TASK DETAILS:
Only the number is wanted: count the lines in the data with "Category" in them.

========

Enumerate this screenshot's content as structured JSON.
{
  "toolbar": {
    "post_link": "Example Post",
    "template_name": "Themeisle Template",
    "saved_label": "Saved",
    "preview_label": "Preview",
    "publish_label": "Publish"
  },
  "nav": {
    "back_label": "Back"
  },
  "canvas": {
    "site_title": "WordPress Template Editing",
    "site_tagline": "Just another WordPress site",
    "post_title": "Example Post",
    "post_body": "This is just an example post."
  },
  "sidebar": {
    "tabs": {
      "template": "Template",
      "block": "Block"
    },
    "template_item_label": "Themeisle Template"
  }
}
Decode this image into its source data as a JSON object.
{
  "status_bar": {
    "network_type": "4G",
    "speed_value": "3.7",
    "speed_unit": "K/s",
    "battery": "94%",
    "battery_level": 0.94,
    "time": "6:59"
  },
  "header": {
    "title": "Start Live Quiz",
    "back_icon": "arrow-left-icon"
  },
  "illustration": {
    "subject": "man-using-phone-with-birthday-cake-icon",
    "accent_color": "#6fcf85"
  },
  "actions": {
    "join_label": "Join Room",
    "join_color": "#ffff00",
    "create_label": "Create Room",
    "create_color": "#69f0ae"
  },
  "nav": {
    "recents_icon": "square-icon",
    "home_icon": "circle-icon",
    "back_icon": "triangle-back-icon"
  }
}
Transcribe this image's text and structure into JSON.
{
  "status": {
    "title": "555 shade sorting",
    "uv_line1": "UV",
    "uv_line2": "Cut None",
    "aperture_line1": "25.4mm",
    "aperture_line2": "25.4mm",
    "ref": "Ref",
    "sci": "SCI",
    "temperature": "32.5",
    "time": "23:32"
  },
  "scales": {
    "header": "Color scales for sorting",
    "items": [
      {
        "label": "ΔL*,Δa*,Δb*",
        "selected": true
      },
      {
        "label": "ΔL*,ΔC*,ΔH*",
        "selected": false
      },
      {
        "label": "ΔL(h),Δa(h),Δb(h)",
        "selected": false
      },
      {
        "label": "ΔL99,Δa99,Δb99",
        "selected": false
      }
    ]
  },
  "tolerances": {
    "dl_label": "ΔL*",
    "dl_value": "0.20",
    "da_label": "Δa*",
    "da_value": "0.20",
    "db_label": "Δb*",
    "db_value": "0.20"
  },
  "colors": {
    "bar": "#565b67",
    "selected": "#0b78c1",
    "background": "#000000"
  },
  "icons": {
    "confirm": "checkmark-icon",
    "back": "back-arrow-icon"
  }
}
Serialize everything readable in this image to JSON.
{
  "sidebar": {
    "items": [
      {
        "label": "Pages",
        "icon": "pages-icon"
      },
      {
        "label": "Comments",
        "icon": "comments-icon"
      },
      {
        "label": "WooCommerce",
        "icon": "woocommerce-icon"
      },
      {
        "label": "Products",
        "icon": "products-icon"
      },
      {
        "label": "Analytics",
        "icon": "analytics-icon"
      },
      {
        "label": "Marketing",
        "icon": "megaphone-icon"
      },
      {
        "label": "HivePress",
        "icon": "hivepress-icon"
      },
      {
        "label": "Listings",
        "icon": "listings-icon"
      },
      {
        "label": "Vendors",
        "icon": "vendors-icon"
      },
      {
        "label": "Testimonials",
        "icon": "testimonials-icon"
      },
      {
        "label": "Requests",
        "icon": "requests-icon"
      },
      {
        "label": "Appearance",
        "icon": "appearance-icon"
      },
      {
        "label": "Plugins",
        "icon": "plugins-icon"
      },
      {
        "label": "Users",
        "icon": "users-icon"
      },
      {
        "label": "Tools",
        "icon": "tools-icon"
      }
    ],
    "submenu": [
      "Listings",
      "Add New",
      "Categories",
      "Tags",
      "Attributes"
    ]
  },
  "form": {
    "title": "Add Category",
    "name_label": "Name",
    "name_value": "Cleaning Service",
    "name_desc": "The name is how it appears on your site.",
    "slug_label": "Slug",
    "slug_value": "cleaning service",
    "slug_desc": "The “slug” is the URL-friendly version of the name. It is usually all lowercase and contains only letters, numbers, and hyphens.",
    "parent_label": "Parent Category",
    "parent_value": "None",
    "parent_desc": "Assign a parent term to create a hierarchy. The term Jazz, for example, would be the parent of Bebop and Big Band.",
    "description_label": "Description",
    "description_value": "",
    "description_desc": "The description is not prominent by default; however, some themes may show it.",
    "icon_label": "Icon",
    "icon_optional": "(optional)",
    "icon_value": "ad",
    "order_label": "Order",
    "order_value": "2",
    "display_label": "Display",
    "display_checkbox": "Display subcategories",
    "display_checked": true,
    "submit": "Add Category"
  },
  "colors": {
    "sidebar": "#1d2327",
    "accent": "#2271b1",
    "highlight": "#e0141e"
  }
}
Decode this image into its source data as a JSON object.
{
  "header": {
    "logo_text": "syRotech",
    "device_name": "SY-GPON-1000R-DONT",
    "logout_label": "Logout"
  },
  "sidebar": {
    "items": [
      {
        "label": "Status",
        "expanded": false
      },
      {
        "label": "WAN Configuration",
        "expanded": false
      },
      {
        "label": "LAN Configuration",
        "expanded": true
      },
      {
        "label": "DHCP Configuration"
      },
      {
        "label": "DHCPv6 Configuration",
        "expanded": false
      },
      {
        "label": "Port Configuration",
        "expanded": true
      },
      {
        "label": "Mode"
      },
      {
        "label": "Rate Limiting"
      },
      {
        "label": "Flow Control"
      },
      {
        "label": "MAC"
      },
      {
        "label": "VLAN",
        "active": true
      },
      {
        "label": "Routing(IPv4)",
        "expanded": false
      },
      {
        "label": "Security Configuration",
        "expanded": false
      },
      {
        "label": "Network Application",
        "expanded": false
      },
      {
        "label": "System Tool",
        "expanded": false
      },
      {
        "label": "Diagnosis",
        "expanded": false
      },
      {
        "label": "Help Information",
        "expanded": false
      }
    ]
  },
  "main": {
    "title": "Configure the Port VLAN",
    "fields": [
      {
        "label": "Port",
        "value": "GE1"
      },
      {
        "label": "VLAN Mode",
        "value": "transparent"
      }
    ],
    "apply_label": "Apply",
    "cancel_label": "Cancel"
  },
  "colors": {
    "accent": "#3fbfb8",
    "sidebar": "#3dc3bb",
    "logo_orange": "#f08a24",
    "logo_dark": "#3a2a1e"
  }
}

========

EXERCISE SOLUTION:
3